##### Material #####
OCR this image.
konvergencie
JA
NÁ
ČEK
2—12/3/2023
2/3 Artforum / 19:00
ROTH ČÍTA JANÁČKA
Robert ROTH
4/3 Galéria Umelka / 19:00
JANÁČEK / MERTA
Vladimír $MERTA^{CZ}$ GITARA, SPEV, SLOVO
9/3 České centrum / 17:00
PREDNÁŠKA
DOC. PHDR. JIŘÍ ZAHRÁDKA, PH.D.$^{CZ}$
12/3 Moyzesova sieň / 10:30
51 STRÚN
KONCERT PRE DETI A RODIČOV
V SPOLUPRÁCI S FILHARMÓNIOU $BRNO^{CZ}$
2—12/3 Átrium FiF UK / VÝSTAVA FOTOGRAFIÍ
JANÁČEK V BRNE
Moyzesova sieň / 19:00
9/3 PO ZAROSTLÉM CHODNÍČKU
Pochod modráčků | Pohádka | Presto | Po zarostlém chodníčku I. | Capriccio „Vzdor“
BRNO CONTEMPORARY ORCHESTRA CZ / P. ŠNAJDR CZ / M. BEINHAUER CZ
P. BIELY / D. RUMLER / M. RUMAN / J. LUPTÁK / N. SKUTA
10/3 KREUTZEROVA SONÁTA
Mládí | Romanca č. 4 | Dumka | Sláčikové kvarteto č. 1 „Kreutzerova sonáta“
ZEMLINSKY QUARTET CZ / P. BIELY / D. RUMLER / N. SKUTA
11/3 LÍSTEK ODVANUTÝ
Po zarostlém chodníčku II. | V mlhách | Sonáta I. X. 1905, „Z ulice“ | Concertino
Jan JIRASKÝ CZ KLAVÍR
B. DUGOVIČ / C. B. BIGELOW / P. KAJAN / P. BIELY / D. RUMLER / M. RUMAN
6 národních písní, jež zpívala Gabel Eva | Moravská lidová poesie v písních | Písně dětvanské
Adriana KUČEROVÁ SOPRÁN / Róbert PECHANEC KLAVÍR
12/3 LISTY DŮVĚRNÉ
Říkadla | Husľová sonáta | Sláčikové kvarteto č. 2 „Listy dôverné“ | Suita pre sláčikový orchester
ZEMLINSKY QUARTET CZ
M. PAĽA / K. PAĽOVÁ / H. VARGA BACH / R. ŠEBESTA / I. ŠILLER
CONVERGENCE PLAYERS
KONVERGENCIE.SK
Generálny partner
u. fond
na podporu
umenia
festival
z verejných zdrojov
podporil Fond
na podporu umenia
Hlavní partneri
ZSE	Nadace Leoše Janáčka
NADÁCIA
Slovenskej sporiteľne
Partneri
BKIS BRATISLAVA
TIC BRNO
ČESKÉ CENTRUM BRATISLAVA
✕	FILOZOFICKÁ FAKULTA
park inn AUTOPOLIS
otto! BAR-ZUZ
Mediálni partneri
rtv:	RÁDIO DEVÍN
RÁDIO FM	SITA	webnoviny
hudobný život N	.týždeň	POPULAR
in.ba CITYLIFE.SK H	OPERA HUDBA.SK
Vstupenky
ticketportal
#####
Required task:
Find the lines above that contain the word "Sláčikové" and collect them.

Task solution:
Mládí | Romanca č. 4 | Dumka | Sláčikové kvarteto č. 1 „Kreutzerova sonáta“
Říkadla | Husľová sonáta | Sláčikové kvarteto č. 2 „Listy dôverné“ | Suita pre sláčikový orchester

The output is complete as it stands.